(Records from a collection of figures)
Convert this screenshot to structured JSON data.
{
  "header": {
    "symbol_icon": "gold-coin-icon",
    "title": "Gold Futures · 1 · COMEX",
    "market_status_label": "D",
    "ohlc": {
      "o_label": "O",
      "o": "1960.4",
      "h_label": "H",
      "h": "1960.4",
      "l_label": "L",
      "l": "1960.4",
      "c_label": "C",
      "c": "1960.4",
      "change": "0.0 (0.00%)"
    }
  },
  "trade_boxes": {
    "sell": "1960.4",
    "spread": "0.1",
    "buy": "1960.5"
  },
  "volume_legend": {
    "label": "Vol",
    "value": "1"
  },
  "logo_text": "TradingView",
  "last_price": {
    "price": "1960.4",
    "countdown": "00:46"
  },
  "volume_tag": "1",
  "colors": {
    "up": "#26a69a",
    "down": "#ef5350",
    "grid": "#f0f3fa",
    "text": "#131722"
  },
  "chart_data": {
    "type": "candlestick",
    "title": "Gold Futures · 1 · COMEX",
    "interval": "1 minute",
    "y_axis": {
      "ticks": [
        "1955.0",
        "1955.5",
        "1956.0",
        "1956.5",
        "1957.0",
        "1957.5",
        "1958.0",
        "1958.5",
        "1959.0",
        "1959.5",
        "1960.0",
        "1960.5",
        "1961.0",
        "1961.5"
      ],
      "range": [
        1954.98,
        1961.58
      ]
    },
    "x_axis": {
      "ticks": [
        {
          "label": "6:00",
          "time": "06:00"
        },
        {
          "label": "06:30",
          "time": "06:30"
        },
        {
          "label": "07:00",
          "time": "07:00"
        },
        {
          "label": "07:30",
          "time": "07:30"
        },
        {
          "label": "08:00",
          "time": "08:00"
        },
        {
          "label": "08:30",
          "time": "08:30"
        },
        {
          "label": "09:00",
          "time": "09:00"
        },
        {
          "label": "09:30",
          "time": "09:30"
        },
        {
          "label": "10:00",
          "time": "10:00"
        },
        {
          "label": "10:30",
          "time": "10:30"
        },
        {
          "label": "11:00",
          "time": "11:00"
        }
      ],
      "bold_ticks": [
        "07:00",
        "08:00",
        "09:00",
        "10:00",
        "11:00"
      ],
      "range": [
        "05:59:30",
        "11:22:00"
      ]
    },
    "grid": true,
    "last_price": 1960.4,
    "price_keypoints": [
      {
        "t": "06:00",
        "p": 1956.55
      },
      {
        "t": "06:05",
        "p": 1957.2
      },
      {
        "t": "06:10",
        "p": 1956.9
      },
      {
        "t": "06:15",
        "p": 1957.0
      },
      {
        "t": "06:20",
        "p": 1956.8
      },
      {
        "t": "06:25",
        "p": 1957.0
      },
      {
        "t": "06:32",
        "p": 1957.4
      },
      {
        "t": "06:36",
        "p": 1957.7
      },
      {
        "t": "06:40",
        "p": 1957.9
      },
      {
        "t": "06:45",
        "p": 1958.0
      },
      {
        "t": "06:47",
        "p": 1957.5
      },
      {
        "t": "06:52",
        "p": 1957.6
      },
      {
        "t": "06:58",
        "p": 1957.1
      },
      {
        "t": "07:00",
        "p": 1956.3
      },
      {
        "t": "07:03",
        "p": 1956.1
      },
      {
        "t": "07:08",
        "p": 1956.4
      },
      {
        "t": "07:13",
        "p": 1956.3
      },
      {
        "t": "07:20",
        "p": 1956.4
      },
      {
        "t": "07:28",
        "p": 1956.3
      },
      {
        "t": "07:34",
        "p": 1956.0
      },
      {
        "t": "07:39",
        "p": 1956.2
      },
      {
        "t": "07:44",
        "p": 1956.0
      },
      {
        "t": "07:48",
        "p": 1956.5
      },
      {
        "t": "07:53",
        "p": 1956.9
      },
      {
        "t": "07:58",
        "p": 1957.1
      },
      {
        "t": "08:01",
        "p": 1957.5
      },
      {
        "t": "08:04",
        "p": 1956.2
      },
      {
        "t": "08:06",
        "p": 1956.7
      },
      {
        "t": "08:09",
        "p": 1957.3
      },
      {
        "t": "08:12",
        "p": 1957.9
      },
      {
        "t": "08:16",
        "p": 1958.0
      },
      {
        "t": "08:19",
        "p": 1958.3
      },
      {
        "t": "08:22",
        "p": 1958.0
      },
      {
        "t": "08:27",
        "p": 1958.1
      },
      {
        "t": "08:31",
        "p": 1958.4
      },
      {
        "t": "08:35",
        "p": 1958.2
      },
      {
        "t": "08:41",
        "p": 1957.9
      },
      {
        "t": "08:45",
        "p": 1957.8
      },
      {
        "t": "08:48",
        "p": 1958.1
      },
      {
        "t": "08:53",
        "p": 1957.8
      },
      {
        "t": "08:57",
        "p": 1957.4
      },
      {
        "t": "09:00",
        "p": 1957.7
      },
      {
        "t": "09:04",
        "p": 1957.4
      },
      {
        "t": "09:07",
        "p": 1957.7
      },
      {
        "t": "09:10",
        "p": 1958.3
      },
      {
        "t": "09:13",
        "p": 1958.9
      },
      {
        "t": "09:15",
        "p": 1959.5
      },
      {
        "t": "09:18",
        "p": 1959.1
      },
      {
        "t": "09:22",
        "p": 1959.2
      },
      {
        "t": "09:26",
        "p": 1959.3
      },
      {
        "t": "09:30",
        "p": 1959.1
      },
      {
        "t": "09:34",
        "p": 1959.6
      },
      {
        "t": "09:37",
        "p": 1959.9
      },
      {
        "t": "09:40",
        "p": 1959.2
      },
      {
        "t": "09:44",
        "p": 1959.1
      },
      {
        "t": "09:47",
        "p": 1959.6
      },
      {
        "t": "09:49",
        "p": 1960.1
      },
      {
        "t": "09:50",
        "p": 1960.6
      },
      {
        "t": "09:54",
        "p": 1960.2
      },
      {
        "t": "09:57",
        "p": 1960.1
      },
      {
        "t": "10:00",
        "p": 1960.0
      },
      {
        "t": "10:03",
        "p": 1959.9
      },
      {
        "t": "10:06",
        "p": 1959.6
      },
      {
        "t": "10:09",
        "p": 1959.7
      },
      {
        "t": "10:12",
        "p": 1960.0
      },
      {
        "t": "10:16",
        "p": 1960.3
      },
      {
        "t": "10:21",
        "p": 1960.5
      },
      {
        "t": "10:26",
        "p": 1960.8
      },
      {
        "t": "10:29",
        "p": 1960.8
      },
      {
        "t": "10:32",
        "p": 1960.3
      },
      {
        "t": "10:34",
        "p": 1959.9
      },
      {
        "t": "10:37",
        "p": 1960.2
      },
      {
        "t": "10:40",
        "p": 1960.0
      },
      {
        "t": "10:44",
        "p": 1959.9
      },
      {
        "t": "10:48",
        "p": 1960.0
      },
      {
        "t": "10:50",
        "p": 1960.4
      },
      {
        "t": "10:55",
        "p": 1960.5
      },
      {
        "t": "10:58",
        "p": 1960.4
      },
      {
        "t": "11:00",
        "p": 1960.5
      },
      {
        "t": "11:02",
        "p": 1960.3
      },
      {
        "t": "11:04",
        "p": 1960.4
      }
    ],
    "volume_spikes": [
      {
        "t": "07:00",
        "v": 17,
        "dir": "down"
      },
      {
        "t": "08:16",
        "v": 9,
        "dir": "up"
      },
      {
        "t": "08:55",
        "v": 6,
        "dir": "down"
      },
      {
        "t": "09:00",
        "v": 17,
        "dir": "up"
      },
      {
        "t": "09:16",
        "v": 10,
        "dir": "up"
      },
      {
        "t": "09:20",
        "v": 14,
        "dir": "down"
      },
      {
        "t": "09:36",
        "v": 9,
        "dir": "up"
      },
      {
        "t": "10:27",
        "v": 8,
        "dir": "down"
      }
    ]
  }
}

● **EXERCISE DETAILS**: Extract, word for word, each line of the listing above.

● **RESPONSE TO THIS EXERCISE**:
Convert this screenshot to structured JSON data.
{
  "header": {
    "symbol_icon": "gold-coin-icon",
    "title": "Gold Futures · 1 · COMEX",
    "market_status_label": "D",
    "ohlc": {
      "o_label": "O",
      "o": "1960.4",
      "h_label": "H",
      "h": "1960.4",
      "l_label": "L",
      "l": "1960.4",
      "c_label": "C",
      "c": "1960.4",
      "change": "0.0 (0.00%)"
    }
  },
  "trade_boxes": {
    "sell": "1960.4",
    "spread": "0.1",
    "buy": "1960.5"
  },
  "volume_legend": {
    "label": "Vol",
    "value": "1"
  },
  "logo_text": "TradingView",
  "last_price": {
    "price": "1960.4",
    "countdown": "00:46"
  },
  "volume_tag": "1",
  "colors": {
    "up": "#26a69a",
    "down": "#ef5350",
    "grid": "#f0f3fa",
    "text": "#131722"
  },
  "chart_data": {
    "type": "candlestick",
    "title": "Gold Futures · 1 · COMEX",
    "interval": "1 minute",
    "y_axis": {
      "ticks": [
        "1955.0",
        "1955.5",
        "1956.0",
        "1956.5",
        "1957.0",
        "1957.5",
        "1958.0",
        "1958.5",
        "1959.0",
        "1959.5",
        "1960.0",
        "1960.5",
        "1961.0",
        "1961.5"
      ],
      "range": [
        1954.98,
        1961.58
      ]
    },
    "x_axis": {
      "ticks": [
        {
          "label": "6:00",
          "time": "06:00"
        },
        {
          "label": "06:30",
          "time": "06:30"
        },
        {
          "label": "07:00",
          "time": "07:00"
        },
        {
          "label": "07:30",
          "time": "07:30"
        },
        {
          "label": "08:00",
          "time": "08:00"
        },
        {
          "label": "08:30",
          "time": "08:30"
        },
        {
          "label": "09:00",
          "time": "09:00"
        },
        {
          "label": "09:30",
          "time": "09:30"
        },
        {
          "label": "10:00",
          "time": "10:00"
        },
        {
          "label": "10:30",
          "time": "10:30"
        },
        {
          "label": "11:00",
          "time": "11:00"
        }
      ],
      "bold_ticks": [
        "07:00",
        "08:00",
        "09:00",
        "10:00",
        "11:00"
      ],
      "range": [
        "05:59:30",
        "11:22:00"
      ]
    },
    "grid": true,
    "last_price": 1960.4,
    "price_keypoints": [
      {
        "t": "06:00",
        "p": 1956.55
      },
      {
        "t": "06:05",
        "p": 1957.2
      },
      {
        "t": "06:10",
        "p": 1956.9
      },
      {
        "t": "06:15",
        "p": 1957.0
      },
      {
        "t": "06:20",
        "p": 1956.8
      },
      {
        "t": "06:25",
        "p": 1957.0
      },
      {
        "t": "06:32",
        "p": 1957.4
      },
      {
        "t": "06:36",
        "p": 1957.7
      },
      {
        "t": "06:40",
        "p": 1957.9
      },
      {
        "t": "06:45",
        "p": 1958.0
      },
      {
        "t": "06:47",
        "p": 1957.5
      },
      {
        "t": "06:52",
        "p": 1957.6
      },
      {
        "t": "06:58",
        "p": 1957.1
      },
      {
        "t": "07:00",
        "p": 1956.3
      },
      {
        "t": "07:03",
        "p": 1956.1
      },
      {
        "t": "07:08",
        "p": 1956.4
      },
      {
        "t": "07:13",
        "p": 1956.3
      },
      {
        "t": "07:20",
        "p": 1956.4
      },
      {
        "t": "07:28",
        "p": 1956.3
      },
      {
        "t": "07:34",
        "p": 1956.0
      },
      {
        "t": "07:39",
        "p": 1956.2
      },
      {
        "t": "07:44",
        "p": 1956.0
      },
      {
        "t": "07:48",
        "p": 1956.5
      },
      {
        "t": "07:53",
        "p": 1956.9
      },
      {
        "t": "07:58",
        "p": 1957.1
      },
      {
        "t": "08:01",
        "p": 1957.5
      },
      {
        "t": "08:04",
        "p": 1956.2
      },
      {
        "t": "08:06",
        "p": 1956.7
      },
      {
        "t": "08:09",
        "p": 1957.3
      },
      {
        "t": "08:12",
        "p": 1957.9
      },
      {
        "t": "08:16",
        "p": 1958.0
      },
      {
        "t": "08:19",
        "p": 1958.3
      },
      {
        "t": "08:22",
        "p": 1958.0
      },
      {
        "t": "08:27",
        "p": 1958.1
      },
      {
        "t": "08:31",
        "p": 1958.4
      },
      {
        "t": "08:35",
        "p": 1958.2
      },
      {
        "t": "08:41",
        "p": 1957.9
      },
      {
        "t": "08:45",
        "p": 1957.8
      },
      {
        "t": "08:48",
        "p": 1958.1
      },
      {
        "t": "08:53",
        "p": 1957.8
      },
      {
        "t": "08:57",
        "p": 1957.4
      },
      {
        "t": "09:00",
        "p": 1957.7
      },
      {
        "t": "09:04",
        "p": 1957.4
      },
      {
        "t": "09:07",
        "p": 1957.7
      },
      {
        "t": "09:10",
        "p": 1958.3
      },
      {
        "t": "09:13",
        "p": 1958.9
      },
      {
        "t": "09:15",
        "p": 1959.5
      },
      {
        "t": "09:18",
        "p": 1959.1
      },
      {
        "t": "09:22",
        "p": 1959.2
      },
      {
        "t": "09:26",
        "p": 1959.3
      },
      {
        "t": "09:30",
        "p": 1959.1
      },
      {
        "t": "09:34",
        "p": 1959.6
      },
      {
        "t": "09:37",
        "p": 1959.9
      },
      {
        "t": "09:40",
        "p": 1959.2
      },
      {
        "t": "09:44",
        "p": 1959.1
      },
      {
        "t": "09:47",
        "p": 1959.6
      },
      {
        "t": "09:49",
        "p": 1960.1
      },
      {
        "t": "09:50",
        "p": 1960.6
      },
      {
        "t": "09:54",
        "p": 1960.2
      },
      {
        "t": "09:57",
        "p": 1960.1
      },
      {
        "t": "10:00",
        "p": 1960.0
      },
      {
        "t": "10:03",
        "p": 1959.9
      },
      {
        "t": "10:06",
        "p": 1959.6
      },
      {
        "t": "10:09",
        "p": 1959.7
      },
      {
        "t": "10:12",
        "p": 1960.0
      },
      {
        "t": "10:16",
        "p": 1960.3
      },
      {
        "t": "10:21",
        "p": 1960.5
      },
      {
        "t": "10:26",
        "p": 1960.8
      },
      {
        "t": "10:29",
        "p": 1960.8
      },
      {
        "t": "10:32",
        "p": 1960.3
      },
      {
        "t": "10:34",
        "p": 1959.9
      },
      {
        "t": "10:37",
        "p": 1960.2
      },
      {
        "t": "10:40",
        "p": 1960.0
      },
      {
        "t": "10:44",
        "p": 1959.9
      },
      {
        "t": "10:48",
        "p": 1960.0
      },
      {
        "t": "10:50",
        "p": 1960.4
      },
      {
        "t": "10:55",
        "p": 1960.5
      },
      {
        "t": "10:58",
        "p": 1960.4
      },
      {
        "t": "11:00",
        "p": 1960.5
      },
      {
        "t": "11:02",
        "p": 1960.3
      },
      {
        "t": "11:04",
        "p": 1960.4
      }
    ],
    "volume_spikes": [
      {
        "t": "07:00",
        "v": 17,
        "dir": "down"
      },
      {
        "t": "08:16",
        "v": 9,
        "dir": "up"
      },
      {
        "t": "08:55",
        "v": 6,
        "dir": "down"
      },
      {
        "t": "09:00",
        "v": 17,
        "dir": "up"
      },
      {
        "t": "09:16",
        "v": 10,
        "dir": "up"
      },
      {
        "t": "09:20",
        "v": 14,
        "dir": "down"
      },
      {
        "t": "09:36",
        "v": 9,
        "dir": "up"
      },
      {
        "t": "10:27",
        "v": 8,
        "dir": "down"
      }
    ]
  }
}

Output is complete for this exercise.